_Work to do:_ Copy every item below word for word, omitting the pictures.

Annotated element entries
Start
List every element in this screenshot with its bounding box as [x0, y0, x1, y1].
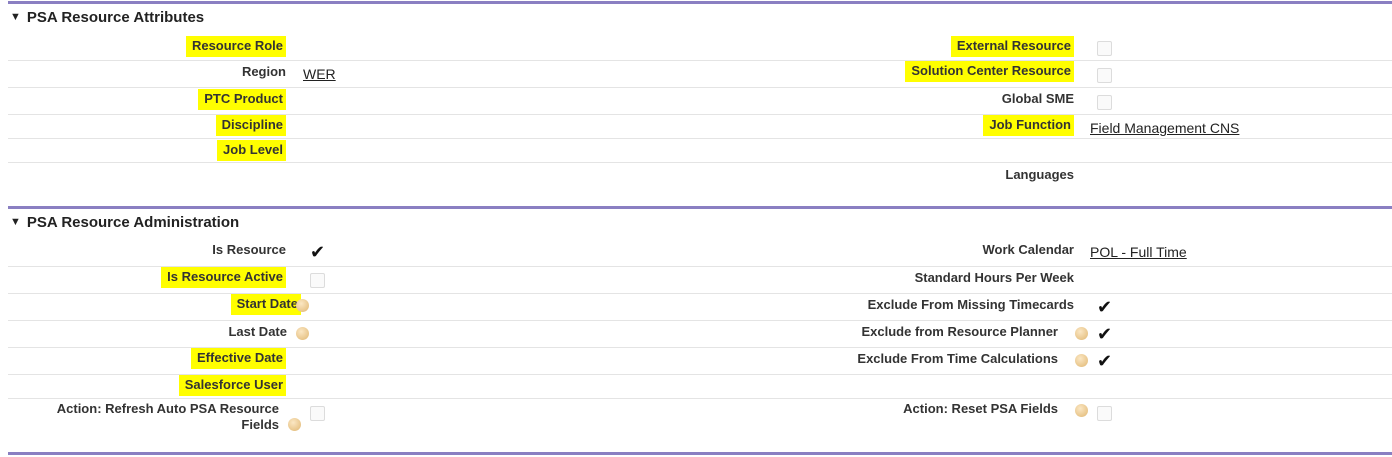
field-row: Discipline Job Function Field Management… — [8, 115, 1392, 139]
resource-role-label: Resource Role — [185, 36, 286, 57]
solution-center-resource-checkbox — [1097, 68, 1112, 83]
field-row: Resource Role External Resource — [8, 32, 1392, 61]
action-refresh-label: Action: Refresh Auto PSA Resource Fields — [56, 401, 279, 432]
section-header[interactable]: ▼ PSA Resource Administration — [10, 212, 239, 232]
psa-resource-attributes-section: ▼ PSA Resource Attributes Resource Role … — [0, 0, 1392, 200]
field-row: Is Resource ✔ Work Calendar POL - Full T… — [8, 238, 1392, 267]
field-row: Languages — [8, 163, 1392, 189]
work-calendar-value: POL - Full Time — [1090, 244, 1187, 260]
exclude-resource-planner-label: Exclude from Resource Planner — [861, 324, 1058, 339]
region-label: Region — [241, 64, 286, 79]
field-row: PTC Product Global SME — [8, 88, 1392, 115]
is-resource-active-checkbox — [310, 273, 325, 288]
standard-hours-label: Standard Hours Per Week — [914, 270, 1074, 285]
help-bubble-icon[interactable] — [288, 418, 301, 431]
action-reset-label: Action: Reset PSA Fields — [903, 401, 1058, 416]
field-row: Salesforce User — [8, 375, 1392, 399]
global-sme-checkbox — [1097, 95, 1112, 110]
languages-label: Languages — [1005, 167, 1074, 182]
section-title: PSA Resource Attributes — [26, 8, 205, 26]
job-function-link[interactable]: Field Management CNS — [1090, 120, 1239, 136]
job-function-value: Field Management CNS — [1090, 120, 1239, 136]
help-bubble-icon[interactable] — [1075, 404, 1088, 417]
is-resource-active-label: Is Resource Active — [161, 267, 286, 288]
action-reset-checkbox — [1097, 406, 1112, 421]
field-row: Region WER Solution Center Resource — [8, 61, 1392, 88]
section-bottom-divider — [8, 452, 1392, 455]
help-bubble-icon[interactable] — [1075, 327, 1088, 340]
job-function-label: Job Function — [983, 115, 1074, 136]
external-resource-label: External Resource — [950, 36, 1074, 57]
field-row: Start Date Exclude From Missing Timecard… — [8, 294, 1392, 321]
exclude-time-calculations-label: Exclude From Time Calculations — [857, 351, 1058, 366]
external-resource-checkbox — [1097, 41, 1112, 56]
work-calendar-label: Work Calendar — [982, 242, 1074, 257]
triangle-down-icon[interactable]: ▼ — [10, 216, 21, 228]
salesforce-user-label: Salesforce User — [178, 375, 286, 396]
section-divider — [8, 206, 1392, 209]
is-resource-label: Is Resource — [212, 242, 286, 257]
help-bubble-icon[interactable] — [296, 299, 309, 312]
field-row: Job Level — [8, 139, 1392, 163]
region-value: WER — [303, 66, 336, 82]
section-divider — [8, 1, 1392, 4]
checkmark-icon: ✔ — [1097, 297, 1113, 318]
ptc-product-label: PTC Product — [198, 89, 286, 110]
psa-resource-administration-section: ▼ PSA Resource Administration Is Resourc… — [0, 200, 1392, 457]
triangle-down-icon[interactable]: ▼ — [10, 11, 21, 23]
field-row: Is Resource Active Standard Hours Per We… — [8, 267, 1392, 294]
last-date-label: Last Date — [228, 324, 287, 339]
global-sme-label: Global SME — [1001, 91, 1074, 106]
checkmark-icon: ✔ — [1097, 324, 1113, 345]
work-calendar-link[interactable]: POL - Full Time — [1090, 244, 1187, 260]
region-link[interactable]: WER — [303, 66, 336, 82]
solution-center-resource-label: Solution Center Resource — [905, 61, 1074, 82]
help-bubble-icon[interactable] — [296, 327, 309, 340]
action-refresh-checkbox — [310, 406, 325, 421]
effective-date-label: Effective Date — [191, 348, 286, 369]
field-row: Last Date Exclude from Resource Planner … — [8, 321, 1392, 348]
field-row: Effective Date Exclude From Time Calcula… — [8, 348, 1392, 375]
field-row: Action: Refresh Auto PSA Resource Fields… — [8, 399, 1392, 439]
section-header[interactable]: ▼ PSA Resource Attributes — [10, 7, 204, 27]
checkmark-icon: ✔ — [1097, 351, 1113, 372]
checkmark-icon: ✔ — [310, 242, 326, 263]
start-date-label: Start Date — [230, 294, 301, 315]
start-date-text: Start Date — [236, 296, 298, 311]
help-bubble-icon[interactable] — [1075, 354, 1088, 367]
discipline-label: Discipline — [215, 115, 286, 136]
section-title: PSA Resource Administration — [26, 213, 240, 231]
job-level-label: Job Level — [217, 140, 286, 161]
exclude-missing-timecards-label: Exclude From Missing Timecards — [867, 297, 1074, 312]
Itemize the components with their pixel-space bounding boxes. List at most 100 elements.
End
_Complete response:_
List every element in this screenshot with its bounding box as [x0, y0, x1, y1].
field-row: Discipline Job Function Field Management… — [8, 115, 1392, 139]
resource-role-label: Resource Role — [185, 36, 286, 57]
solution-center-resource-checkbox — [1097, 68, 1112, 83]
field-row: Resource Role External Resource — [8, 32, 1392, 61]
action-refresh-label: Action: Refresh Auto PSA Resource Fields — [56, 401, 279, 432]
section-header[interactable]: ▼ PSA Resource Administration — [10, 212, 239, 232]
psa-resource-attributes-section: ▼ PSA Resource Attributes Resource Role … — [0, 0, 1392, 200]
field-row: Is Resource ✔ Work Calendar POL - Full T… — [8, 238, 1392, 267]
field-row: Languages — [8, 163, 1392, 189]
work-calendar-value: POL - Full Time — [1090, 244, 1187, 260]
exclude-resource-planner-label: Exclude from Resource Planner — [861, 324, 1058, 339]
region-label: Region — [241, 64, 286, 79]
field-row: PTC Product Global SME — [8, 88, 1392, 115]
is-resource-active-checkbox — [310, 273, 325, 288]
standard-hours-label: Standard Hours Per Week — [914, 270, 1074, 285]
help-bubble-icon[interactable] — [288, 418, 301, 431]
action-reset-label: Action: Reset PSA Fields — [903, 401, 1058, 416]
field-row: Salesforce User — [8, 375, 1392, 399]
global-sme-checkbox — [1097, 95, 1112, 110]
languages-label: Languages — [1005, 167, 1074, 182]
section-title: PSA Resource Attributes — [26, 8, 205, 26]
job-function-link[interactable]: Field Management CNS — [1090, 120, 1239, 136]
job-function-value: Field Management CNS — [1090, 120, 1239, 136]
help-bubble-icon[interactable] — [1075, 404, 1088, 417]
is-resource-active-label: Is Resource Active — [161, 267, 286, 288]
action-reset-checkbox — [1097, 406, 1112, 421]
field-row: Region WER Solution Center Resource — [8, 61, 1392, 88]
section-bottom-divider — [8, 452, 1392, 455]
help-bubble-icon[interactable] — [1075, 327, 1088, 340]
job-function-label: Job Function — [983, 115, 1074, 136]
external-resource-label: External Resource — [950, 36, 1074, 57]
field-row: Start Date Exclude From Missing Timecard… — [8, 294, 1392, 321]
exclude-time-calculations-label: Exclude From Time Calculations — [857, 351, 1058, 366]
external-resource-checkbox — [1097, 41, 1112, 56]
work-calendar-label: Work Calendar — [982, 242, 1074, 257]
triangle-down-icon[interactable]: ▼ — [10, 216, 21, 228]
salesforce-user-label: Salesforce User — [178, 375, 286, 396]
section-divider — [8, 206, 1392, 209]
is-resource-label: Is Resource — [212, 242, 286, 257]
help-bubble-icon[interactable] — [296, 299, 309, 312]
field-row: Job Level — [8, 139, 1392, 163]
region-value: WER — [303, 66, 336, 82]
section-divider — [8, 1, 1392, 4]
checkmark-icon: ✔ — [1097, 297, 1113, 318]
ptc-product-label: PTC Product — [198, 89, 286, 110]
psa-resource-administration-section: ▼ PSA Resource Administration Is Resourc… — [0, 200, 1392, 457]
triangle-down-icon[interactable]: ▼ — [10, 11, 21, 23]
field-row: Is Resource Active Standard Hours Per We… — [8, 267, 1392, 294]
last-date-label: Last Date — [228, 324, 287, 339]
global-sme-label: Global SME — [1001, 91, 1074, 106]
checkmark-icon: ✔ — [1097, 324, 1113, 345]
work-calendar-link[interactable]: POL - Full Time — [1090, 244, 1187, 260]
region-link[interactable]: WER — [303, 66, 336, 82]
solution-center-resource-label: Solution Center Resource — [905, 61, 1074, 82]
help-bubble-icon[interactable] — [296, 327, 309, 340]
action-refresh-checkbox — [310, 406, 325, 421]
effective-date-label: Effective Date — [191, 348, 286, 369]
field-row: Last Date Exclude from Resource Planner … — [8, 321, 1392, 348]
field-row: Effective Date Exclude From Time Calcula… — [8, 348, 1392, 375]
field-row: Action: Refresh Auto PSA Resource Fields… — [8, 399, 1392, 439]
section-header[interactable]: ▼ PSA Resource Attributes — [10, 7, 204, 27]
checkmark-icon: ✔ — [1097, 351, 1113, 372]
checkmark-icon: ✔ — [310, 242, 326, 263]
start-date-label: Start Date — [230, 294, 301, 315]
start-date-text: Start Date — [236, 296, 298, 311]
help-bubble-icon[interactable] — [1075, 354, 1088, 367]
discipline-label: Discipline — [215, 115, 286, 136]
section-title: PSA Resource Administration — [26, 213, 240, 231]
job-level-label: Job Level — [217, 140, 286, 161]
exclude-missing-timecards-label: Exclude From Missing Timecards — [867, 297, 1074, 312]
Itemize the components with their pixel-space bounding boxes. List at most 100 elements.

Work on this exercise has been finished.